▸ **Objective**
Copy the records from the first line through the line that contains "footer-credit-bar: 新华社发（李栋制图） (0, 806, 900, 843)", substituting "header-cell" for "column-header" throughout and leaving everything else unchanged.

Page element annotations:
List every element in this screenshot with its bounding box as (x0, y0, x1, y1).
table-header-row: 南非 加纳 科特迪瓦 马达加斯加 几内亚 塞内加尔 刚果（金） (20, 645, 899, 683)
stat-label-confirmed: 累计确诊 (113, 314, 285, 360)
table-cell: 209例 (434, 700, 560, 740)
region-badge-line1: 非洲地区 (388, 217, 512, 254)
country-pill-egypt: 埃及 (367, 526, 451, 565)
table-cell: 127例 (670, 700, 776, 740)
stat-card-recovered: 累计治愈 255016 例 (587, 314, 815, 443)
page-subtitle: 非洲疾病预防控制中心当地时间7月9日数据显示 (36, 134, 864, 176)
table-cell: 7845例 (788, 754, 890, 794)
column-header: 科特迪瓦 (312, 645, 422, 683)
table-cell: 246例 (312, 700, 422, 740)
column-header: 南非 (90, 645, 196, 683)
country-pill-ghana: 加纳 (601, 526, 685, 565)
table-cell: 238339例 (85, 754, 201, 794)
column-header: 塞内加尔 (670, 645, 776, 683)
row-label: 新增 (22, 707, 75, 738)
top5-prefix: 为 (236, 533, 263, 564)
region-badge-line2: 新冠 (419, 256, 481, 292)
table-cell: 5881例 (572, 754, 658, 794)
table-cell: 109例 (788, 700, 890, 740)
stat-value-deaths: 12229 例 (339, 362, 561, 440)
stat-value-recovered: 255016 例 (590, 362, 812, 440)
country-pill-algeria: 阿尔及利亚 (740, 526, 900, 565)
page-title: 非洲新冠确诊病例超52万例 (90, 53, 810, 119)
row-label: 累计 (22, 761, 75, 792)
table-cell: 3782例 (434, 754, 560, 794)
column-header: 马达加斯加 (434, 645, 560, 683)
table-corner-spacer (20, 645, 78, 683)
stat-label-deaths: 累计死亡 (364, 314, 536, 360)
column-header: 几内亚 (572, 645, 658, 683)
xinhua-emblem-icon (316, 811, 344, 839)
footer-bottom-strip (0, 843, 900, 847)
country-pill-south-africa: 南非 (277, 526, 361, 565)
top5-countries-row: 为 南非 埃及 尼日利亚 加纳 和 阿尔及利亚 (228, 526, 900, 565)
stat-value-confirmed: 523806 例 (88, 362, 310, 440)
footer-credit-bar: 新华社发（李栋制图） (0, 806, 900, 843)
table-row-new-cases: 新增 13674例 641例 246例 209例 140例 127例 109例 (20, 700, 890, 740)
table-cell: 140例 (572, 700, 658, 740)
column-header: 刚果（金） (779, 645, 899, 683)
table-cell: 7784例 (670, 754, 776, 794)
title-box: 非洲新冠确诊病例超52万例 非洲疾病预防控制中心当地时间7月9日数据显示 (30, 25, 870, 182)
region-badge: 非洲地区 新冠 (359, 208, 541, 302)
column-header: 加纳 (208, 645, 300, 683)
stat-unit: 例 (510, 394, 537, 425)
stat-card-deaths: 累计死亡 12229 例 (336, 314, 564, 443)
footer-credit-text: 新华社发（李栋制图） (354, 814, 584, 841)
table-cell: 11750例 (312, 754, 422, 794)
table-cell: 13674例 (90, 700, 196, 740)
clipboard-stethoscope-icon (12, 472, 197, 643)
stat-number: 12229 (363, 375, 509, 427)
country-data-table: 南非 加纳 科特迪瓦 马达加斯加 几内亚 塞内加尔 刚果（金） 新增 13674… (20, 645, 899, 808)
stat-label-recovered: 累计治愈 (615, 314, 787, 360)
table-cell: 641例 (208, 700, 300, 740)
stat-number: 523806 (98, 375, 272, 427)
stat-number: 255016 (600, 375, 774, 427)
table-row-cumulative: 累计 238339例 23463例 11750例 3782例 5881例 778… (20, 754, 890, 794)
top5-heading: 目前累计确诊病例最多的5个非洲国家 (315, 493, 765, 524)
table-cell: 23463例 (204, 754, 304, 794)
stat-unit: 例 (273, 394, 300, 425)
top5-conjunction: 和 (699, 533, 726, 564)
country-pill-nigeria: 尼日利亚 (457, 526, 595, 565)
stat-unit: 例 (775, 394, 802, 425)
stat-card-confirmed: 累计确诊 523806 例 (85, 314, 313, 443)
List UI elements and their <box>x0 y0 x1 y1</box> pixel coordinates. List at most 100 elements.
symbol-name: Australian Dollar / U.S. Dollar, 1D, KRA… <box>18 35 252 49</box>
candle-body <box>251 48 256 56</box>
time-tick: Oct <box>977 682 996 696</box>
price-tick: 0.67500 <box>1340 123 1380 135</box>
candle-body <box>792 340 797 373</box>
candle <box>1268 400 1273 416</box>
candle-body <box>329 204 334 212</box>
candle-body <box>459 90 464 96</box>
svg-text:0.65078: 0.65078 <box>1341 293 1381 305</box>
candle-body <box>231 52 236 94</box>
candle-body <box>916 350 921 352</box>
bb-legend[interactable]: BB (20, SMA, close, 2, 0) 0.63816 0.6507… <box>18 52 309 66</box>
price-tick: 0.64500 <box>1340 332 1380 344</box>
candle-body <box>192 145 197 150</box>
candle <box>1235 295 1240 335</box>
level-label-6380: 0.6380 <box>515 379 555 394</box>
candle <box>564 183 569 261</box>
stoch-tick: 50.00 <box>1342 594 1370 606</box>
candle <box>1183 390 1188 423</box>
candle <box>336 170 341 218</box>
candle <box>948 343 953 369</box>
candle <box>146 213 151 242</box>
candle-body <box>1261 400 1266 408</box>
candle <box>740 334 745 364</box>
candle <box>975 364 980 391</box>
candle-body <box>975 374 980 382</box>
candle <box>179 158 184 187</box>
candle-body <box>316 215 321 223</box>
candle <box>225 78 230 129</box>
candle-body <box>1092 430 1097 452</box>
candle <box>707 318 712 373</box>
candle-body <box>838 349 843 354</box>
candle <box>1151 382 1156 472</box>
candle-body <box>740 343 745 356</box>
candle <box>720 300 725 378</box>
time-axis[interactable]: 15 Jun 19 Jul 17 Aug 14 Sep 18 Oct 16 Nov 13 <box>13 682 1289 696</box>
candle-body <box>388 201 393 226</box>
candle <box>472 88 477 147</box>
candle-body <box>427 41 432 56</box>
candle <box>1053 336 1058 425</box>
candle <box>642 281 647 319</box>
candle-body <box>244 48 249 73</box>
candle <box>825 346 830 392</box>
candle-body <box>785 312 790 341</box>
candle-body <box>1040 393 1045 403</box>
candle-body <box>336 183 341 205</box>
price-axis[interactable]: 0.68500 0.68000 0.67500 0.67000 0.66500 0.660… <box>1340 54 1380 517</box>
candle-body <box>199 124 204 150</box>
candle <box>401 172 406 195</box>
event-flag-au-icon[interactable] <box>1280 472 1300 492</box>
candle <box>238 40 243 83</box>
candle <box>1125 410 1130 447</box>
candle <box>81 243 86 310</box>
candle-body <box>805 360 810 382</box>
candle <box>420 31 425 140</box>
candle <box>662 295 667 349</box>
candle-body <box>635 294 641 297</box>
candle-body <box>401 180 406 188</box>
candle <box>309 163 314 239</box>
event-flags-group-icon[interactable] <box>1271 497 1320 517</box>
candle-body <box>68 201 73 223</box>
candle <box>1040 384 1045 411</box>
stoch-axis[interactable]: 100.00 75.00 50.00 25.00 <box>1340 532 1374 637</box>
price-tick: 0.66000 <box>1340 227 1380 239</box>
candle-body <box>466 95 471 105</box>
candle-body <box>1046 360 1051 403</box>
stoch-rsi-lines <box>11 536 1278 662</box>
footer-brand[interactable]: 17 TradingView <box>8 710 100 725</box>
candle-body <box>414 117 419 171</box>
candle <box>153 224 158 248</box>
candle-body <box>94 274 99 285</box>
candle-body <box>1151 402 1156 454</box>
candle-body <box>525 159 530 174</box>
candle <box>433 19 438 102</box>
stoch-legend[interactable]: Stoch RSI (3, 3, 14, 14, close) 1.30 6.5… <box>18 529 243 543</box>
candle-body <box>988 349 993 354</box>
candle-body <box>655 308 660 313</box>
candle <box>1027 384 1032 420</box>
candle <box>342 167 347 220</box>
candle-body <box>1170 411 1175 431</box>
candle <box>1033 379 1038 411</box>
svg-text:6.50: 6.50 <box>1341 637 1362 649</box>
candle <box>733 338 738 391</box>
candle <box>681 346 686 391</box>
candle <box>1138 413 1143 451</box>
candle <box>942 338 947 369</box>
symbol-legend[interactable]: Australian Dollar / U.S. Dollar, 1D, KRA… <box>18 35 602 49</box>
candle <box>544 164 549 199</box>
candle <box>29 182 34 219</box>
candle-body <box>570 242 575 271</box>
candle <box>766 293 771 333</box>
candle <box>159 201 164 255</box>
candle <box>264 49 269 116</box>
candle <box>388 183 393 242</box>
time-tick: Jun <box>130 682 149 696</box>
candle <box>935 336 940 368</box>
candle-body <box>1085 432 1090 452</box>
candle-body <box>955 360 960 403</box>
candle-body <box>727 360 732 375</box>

▸ **Answer to the exercise**
List every element in this screenshot with its bounding box as (x0, y0, x1, y1).
table-header-row: 南非 加纳 科特迪瓦 马达加斯加 几内亚 塞内加尔 刚果（金） (20, 645, 899, 683)
stat-label-confirmed: 累计确诊 (113, 314, 285, 360)
table-cell: 209例 (434, 700, 560, 740)
region-badge-line1: 非洲地区 (388, 217, 512, 254)
country-pill-egypt: 埃及 (367, 526, 451, 565)
table-cell: 127例 (670, 700, 776, 740)
stat-card-recovered: 累计治愈 255016 例 (587, 314, 815, 443)
page-subtitle: 非洲疾病预防控制中心当地时间7月9日数据显示 (36, 134, 864, 176)
table-cell: 7845例 (788, 754, 890, 794)
header-cell: 科特迪瓦 (312, 645, 422, 683)
table-cell: 246例 (312, 700, 422, 740)
header-cell: 南非 (90, 645, 196, 683)
country-pill-ghana: 加纳 (601, 526, 685, 565)
table-cell: 238339例 (85, 754, 201, 794)
header-cell: 塞内加尔 (670, 645, 776, 683)
row-label: 新增 (22, 707, 75, 738)
top5-prefix: 为 (236, 533, 263, 564)
region-badge-line2: 新冠 (419, 256, 481, 292)
table-cell: 5881例 (572, 754, 658, 794)
table-cell: 109例 (788, 700, 890, 740)
stat-value-deaths: 12229 例 (339, 362, 561, 440)
stat-value-recovered: 255016 例 (590, 362, 812, 440)
country-pill-algeria: 阿尔及利亚 (740, 526, 900, 565)
page-title: 非洲新冠确诊病例超52万例 (90, 53, 810, 119)
row-label: 累计 (22, 761, 75, 792)
table-cell: 3782例 (434, 754, 560, 794)
header-cell: 马达加斯加 (434, 645, 560, 683)
table-corner-spacer (20, 645, 78, 683)
stat-label-deaths: 累计死亡 (364, 314, 536, 360)
header-cell: 几内亚 (572, 645, 658, 683)
xinhua-emblem-icon (316, 811, 344, 839)
footer-bottom-strip (0, 843, 900, 847)
country-pill-south-africa: 南非 (277, 526, 361, 565)
top5-countries-row: 为 南非 埃及 尼日利亚 加纳 和 阿尔及利亚 (228, 526, 900, 565)
stat-value-confirmed: 523806 例 (88, 362, 310, 440)
footer-credit-bar: 新华社发（李栋制图） (0, 806, 900, 843)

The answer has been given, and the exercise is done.